» Brief:
It is required that all of the data be written out exactly.

» Records for processing:
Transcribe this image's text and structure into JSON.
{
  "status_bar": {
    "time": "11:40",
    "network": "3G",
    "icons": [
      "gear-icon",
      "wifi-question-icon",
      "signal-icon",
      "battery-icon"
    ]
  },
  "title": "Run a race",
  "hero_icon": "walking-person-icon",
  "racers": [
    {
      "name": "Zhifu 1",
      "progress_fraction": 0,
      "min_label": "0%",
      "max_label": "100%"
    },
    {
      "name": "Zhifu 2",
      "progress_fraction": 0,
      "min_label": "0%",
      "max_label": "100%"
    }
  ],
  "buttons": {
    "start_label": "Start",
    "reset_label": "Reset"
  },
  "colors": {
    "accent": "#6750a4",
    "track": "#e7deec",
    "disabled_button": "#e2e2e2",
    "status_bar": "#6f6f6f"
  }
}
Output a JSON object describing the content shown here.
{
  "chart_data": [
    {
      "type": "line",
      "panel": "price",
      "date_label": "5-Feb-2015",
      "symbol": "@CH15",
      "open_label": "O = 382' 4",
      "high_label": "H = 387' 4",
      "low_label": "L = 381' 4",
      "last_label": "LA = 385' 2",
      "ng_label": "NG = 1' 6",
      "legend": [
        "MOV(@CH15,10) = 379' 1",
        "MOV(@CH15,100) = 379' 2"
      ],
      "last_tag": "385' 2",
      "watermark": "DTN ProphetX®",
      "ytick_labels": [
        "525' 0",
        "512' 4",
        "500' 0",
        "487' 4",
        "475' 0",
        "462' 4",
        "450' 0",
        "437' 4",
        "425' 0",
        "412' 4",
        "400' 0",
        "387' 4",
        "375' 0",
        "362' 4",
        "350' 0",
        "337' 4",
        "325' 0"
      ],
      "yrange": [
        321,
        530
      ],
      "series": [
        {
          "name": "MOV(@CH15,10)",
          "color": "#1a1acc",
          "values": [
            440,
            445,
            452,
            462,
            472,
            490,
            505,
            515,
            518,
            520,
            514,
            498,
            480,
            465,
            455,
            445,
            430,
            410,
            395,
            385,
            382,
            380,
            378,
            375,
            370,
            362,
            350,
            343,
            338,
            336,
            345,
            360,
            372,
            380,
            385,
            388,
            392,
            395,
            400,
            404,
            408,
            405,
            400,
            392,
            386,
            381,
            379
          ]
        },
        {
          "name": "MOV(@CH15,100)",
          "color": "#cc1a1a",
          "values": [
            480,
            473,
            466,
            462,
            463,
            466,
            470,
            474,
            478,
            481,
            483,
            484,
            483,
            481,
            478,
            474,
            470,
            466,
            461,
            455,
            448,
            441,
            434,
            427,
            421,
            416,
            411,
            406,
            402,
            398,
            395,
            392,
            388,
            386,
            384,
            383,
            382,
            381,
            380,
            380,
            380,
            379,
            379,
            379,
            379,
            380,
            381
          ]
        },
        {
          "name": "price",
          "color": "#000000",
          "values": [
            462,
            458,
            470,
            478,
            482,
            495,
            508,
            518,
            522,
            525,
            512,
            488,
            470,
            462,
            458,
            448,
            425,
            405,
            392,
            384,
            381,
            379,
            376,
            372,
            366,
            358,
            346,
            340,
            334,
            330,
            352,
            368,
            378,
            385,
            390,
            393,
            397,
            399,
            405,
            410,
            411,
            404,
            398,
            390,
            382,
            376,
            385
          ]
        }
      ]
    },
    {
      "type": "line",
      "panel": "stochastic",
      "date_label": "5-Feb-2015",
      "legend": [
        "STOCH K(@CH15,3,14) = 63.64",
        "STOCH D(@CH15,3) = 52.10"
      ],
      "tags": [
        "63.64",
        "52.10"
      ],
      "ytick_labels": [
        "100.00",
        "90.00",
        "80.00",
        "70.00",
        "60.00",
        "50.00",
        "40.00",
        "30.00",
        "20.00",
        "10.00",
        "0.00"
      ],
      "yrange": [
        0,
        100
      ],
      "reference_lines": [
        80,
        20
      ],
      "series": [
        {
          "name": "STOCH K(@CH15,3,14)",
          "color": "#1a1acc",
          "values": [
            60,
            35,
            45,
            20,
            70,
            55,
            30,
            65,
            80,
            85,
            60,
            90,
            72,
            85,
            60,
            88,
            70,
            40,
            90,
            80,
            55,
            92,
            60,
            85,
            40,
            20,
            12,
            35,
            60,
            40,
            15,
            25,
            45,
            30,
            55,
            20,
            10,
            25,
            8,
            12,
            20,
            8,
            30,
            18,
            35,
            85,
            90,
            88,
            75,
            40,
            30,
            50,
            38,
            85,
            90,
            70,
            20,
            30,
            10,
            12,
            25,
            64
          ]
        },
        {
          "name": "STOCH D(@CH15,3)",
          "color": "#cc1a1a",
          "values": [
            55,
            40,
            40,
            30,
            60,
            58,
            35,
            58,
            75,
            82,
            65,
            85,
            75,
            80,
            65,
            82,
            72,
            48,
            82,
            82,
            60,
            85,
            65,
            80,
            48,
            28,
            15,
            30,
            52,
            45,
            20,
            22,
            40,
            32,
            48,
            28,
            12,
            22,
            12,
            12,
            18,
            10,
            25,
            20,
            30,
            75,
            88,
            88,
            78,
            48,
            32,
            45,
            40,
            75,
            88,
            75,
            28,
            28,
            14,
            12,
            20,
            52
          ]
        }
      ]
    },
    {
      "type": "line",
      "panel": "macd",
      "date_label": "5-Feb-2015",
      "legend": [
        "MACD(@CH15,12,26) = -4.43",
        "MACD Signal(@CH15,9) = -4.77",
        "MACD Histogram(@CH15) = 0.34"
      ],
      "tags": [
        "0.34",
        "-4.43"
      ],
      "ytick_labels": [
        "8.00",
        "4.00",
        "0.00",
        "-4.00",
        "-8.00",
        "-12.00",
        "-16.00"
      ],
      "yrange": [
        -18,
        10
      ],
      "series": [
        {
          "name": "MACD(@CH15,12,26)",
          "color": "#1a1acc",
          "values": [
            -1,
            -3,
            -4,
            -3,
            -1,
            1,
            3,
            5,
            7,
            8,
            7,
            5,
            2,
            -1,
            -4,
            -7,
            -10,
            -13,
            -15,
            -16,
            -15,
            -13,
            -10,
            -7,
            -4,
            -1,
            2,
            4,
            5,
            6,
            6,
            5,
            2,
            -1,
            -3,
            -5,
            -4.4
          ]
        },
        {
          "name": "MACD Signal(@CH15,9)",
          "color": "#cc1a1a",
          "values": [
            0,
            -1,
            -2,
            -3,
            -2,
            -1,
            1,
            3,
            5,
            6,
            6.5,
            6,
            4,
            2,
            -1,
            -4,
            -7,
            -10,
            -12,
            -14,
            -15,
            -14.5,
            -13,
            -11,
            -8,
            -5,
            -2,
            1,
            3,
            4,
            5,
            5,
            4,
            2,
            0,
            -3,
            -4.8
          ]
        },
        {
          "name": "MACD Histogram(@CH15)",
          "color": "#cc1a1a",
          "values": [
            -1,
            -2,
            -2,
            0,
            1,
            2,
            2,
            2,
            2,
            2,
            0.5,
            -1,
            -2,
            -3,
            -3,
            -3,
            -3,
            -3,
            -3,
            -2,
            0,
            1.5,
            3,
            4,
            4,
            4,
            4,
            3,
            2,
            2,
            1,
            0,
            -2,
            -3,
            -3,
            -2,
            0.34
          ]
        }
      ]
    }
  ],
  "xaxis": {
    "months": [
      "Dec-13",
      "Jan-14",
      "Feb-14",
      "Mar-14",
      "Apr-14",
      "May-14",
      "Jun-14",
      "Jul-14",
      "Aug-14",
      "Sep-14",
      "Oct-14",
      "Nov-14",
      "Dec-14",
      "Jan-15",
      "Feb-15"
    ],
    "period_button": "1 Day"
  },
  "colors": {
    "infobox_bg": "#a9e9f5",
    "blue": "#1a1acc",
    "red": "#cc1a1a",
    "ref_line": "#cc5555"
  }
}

» Task result:
Transcribe this image's text and structure into JSON.
{
  "status_bar": {
    "time": "11:40",
    "network": "3G",
    "icons": [
      "gear-icon",
      "wifi-question-icon",
      "signal-icon",
      "battery-icon"
    ]
  },
  "title": "Run a race",
  "hero_icon": "walking-person-icon",
  "racers": [
    {
      "name": "Zhifu 1",
      "progress_fraction": 0,
      "min_label": "0%",
      "max_label": "100%"
    },
    {
      "name": "Zhifu 2",
      "progress_fraction": 0,
      "min_label": "0%",
      "max_label": "100%"
    }
  ],
  "buttons": {
    "start_label": "Start",
    "reset_label": "Reset"
  },
  "colors": {
    "accent": "#6750a4",
    "track": "#e7deec",
    "disabled_button": "#e2e2e2",
    "status_bar": "#6f6f6f"
  }
}
Output a JSON object describing the content shown here.
{
  "chart_data": [
    {
      "type": "line",
      "panel": "price",
      "date_label": "5-Feb-2015",
      "symbol": "@CH15",
      "open_label": "O = 382' 4",
      "high_label": "H = 387' 4",
      "low_label": "L = 381' 4",
      "last_label": "LA = 385' 2",
      "ng_label": "NG = 1' 6",
      "legend": [
        "MOV(@CH15,10) = 379' 1",
        "MOV(@CH15,100) = 379' 2"
      ],
      "last_tag": "385' 2",
      "watermark": "DTN ProphetX®",
      "ytick_labels": [
        "525' 0",
        "512' 4",
        "500' 0",
        "487' 4",
        "475' 0",
        "462' 4",
        "450' 0",
        "437' 4",
        "425' 0",
        "412' 4",
        "400' 0",
        "387' 4",
        "375' 0",
        "362' 4",
        "350' 0",
        "337' 4",
        "325' 0"
      ],
      "yrange": [
        321,
        530
      ],
      "series": [
        {
          "name": "MOV(@CH15,10)",
          "color": "#1a1acc",
          "values": [
            440,
            445,
            452,
            462,
            472,
            490,
            505,
            515,
            518,
            520,
            514,
            498,
            480,
            465,
            455,
            445,
            430,
            410,
            395,
            385,
            382,
            380,
            378,
            375,
            370,
            362,
            350,
            343,
            338,
            336,
            345,
            360,
            372,
            380,
            385,
            388,
            392,
            395,
            400,
            404,
            408,
            405,
            400,
            392,
            386,
            381,
            379
          ]
        },
        {
          "name": "MOV(@CH15,100)",
          "color": "#cc1a1a",
          "values": [
            480,
            473,
            466,
            462,
            463,
            466,
            470,
            474,
            478,
            481,
            483,
            484,
            483,
            481,
            478,
            474,
            470,
            466,
            461,
            455,
            448,
            441,
            434,
            427,
            421,
            416,
            411,
            406,
            402,
            398,
            395,
            392,
            388,
            386,
            384,
            383,
            382,
            381,
            380,
            380,
            380,
            379,
            379,
            379,
            379,
            380,
            381
          ]
        },
        {
          "name": "price",
          "color": "#000000",
          "values": [
            462,
            458,
            470,
            478,
            482,
            495,
            508,
            518,
            522,
            525,
            512,
            488,
            470,
            462,
            458,
            448,
            425,
            405,
            392,
            384,
            381,
            379,
            376,
            372,
            366,
            358,
            346,
            340,
            334,
            330,
            352,
            368,
            378,
            385,
            390,
            393,
            397,
            399,
            405,
            410,
            411,
            404,
            398,
            390,
            382,
            376,
            385
          ]
        }
      ]
    },
    {
      "type": "line",
      "panel": "stochastic",
      "date_label": "5-Feb-2015",
      "legend": [
        "STOCH K(@CH15,3,14) = 63.64",
        "STOCH D(@CH15,3) = 52.10"
      ],
      "tags": [
        "63.64",
        "52.10"
      ],
      "ytick_labels": [
        "100.00",
        "90.00",
        "80.00",
        "70.00",
        "60.00",
        "50.00",
        "40.00",
        "30.00",
        "20.00",
        "10.00",
        "0.00"
      ],
      "yrange": [
        0,
        100
      ],
      "reference_lines": [
        80,
        20
      ],
      "series": [
        {
          "name": "STOCH K(@CH15,3,14)",
          "color": "#1a1acc",
          "values": [
            60,
            35,
            45,
            20,
            70,
            55,
            30,
            65,
            80,
            85,
            60,
            90,
            72,
            85,
            60,
            88,
            70,
            40,
            90,
            80,
            55,
            92,
            60,
            85,
            40,
            20,
            12,
            35,
            60,
            40,
            15,
            25,
            45,
            30,
            55,
            20,
            10,
            25,
            8,
            12,
            20,
            8,
            30,
            18,
            35,
            85,
            90,
            88,
            75,
            40,
            30,
            50,
            38,
            85,
            90,
            70,
            20,
            30,
            10,
            12,
            25,
            64
          ]
        },
        {
          "name": "STOCH D(@CH15,3)",
          "color": "#cc1a1a",
          "values": [
            55,
            40,
            40,
            30,
            60,
            58,
            35,
            58,
            75,
            82,
            65,
            85,
            75,
            80,
            65,
            82,
            72,
            48,
            82,
            82,
            60,
            85,
            65,
            80,
            48,
            28,
            15,
            30,
            52,
            45,
            20,
            22,
            40,
            32,
            48,
            28,
            12,
            22,
            12,
            12,
            18,
            10,
            25,
            20,
            30,
            75,
            88,
            88,
            78,
            48,
            32,
            45,
            40,
            75,
            88,
            75,
            28,
            28,
            14,
            12,
            20,
            52
          ]
        }
      ]
    },
    {
      "type": "line",
      "panel": "macd",
      "date_label": "5-Feb-2015",
      "legend": [
        "MACD(@CH15,12,26) = -4.43",
        "MACD Signal(@CH15,9) = -4.77",
        "MACD Histogram(@CH15) = 0.34"
      ],
      "tags": [
        "0.34",
        "-4.43"
      ],
      "ytick_labels": [
        "8.00",
        "4.00",
        "0.00",
        "-4.00",
        "-8.00",
        "-12.00",
        "-16.00"
      ],
      "yrange": [
        -18,
        10
      ],
      "series": [
        {
          "name": "MACD(@CH15,12,26)",
          "color": "#1a1acc",
          "values": [
            -1,
            -3,
            -4,
            -3,
            -1,
            1,
            3,
            5,
            7,
            8,
            7,
            5,
            2,
            -1,
            -4,
            -7,
            -10,
            -13,
            -15,
            -16,
            -15,
            -13,
            -10,
            -7,
            -4,
            -1,
            2,
            4,
            5,
            6,
            6,
            5,
            2,
            -1,
            -3,
            -5,
            -4.4
          ]
        },
        {
          "name": "MACD Signal(@CH15,9)",
          "color": "#cc1a1a",
          "values": [
            0,
            -1,
            -2,
            -3,
            -2,
            -1,
            1,
            3,
            5,
            6,
            6.5,
            6,
            4,
            2,
            -1,
            -4,
            -7,
            -10,
            -12,
            -14,
            -15,
            -14.5,
            -13,
            -11,
            -8,
            -5,
            -2,
            1,
            3,
            4,
            5,
            5,
            4,
            2,
            0,
            -3,
            -4.8
          ]
        },
        {
          "name": "MACD Histogram(@CH15)",
          "color": "#cc1a1a",
          "values": [
            -1,
            -2,
            -2,
            0,
            1,
            2,
            2,
            2,
            2,
            2,
            0.5,
            -1,
            -2,
            -3,
            -3,
            -3,
            -3,
            -3,
            -3,
            -2,
            0,
            1.5,
            3,
            4,
            4,
            4,
            4,
            3,
            2,
            2,
            1,
            0,
            -2,
            -3,
            -3,
            -2,
            0.34
          ]
        }
      ]
    }
  ],
  "xaxis": {
    "months": [
      "Dec-13",
      "Jan-14",
      "Feb-14",
      "Mar-14",
      "Apr-14",
      "May-14",
      "Jun-14",
      "Jul-14",
      "Aug-14",
      "Sep-14",
      "Oct-14",
      "Nov-14",
      "Dec-14",
      "Jan-15",
      "Feb-15"
    ],
    "period_button": "1 Day"
  },
  "colors": {
    "infobox_bg": "#a9e9f5",
    "blue": "#1a1acc",
    "red": "#cc1a1a",
    "ref_line": "#cc5555"
  }
}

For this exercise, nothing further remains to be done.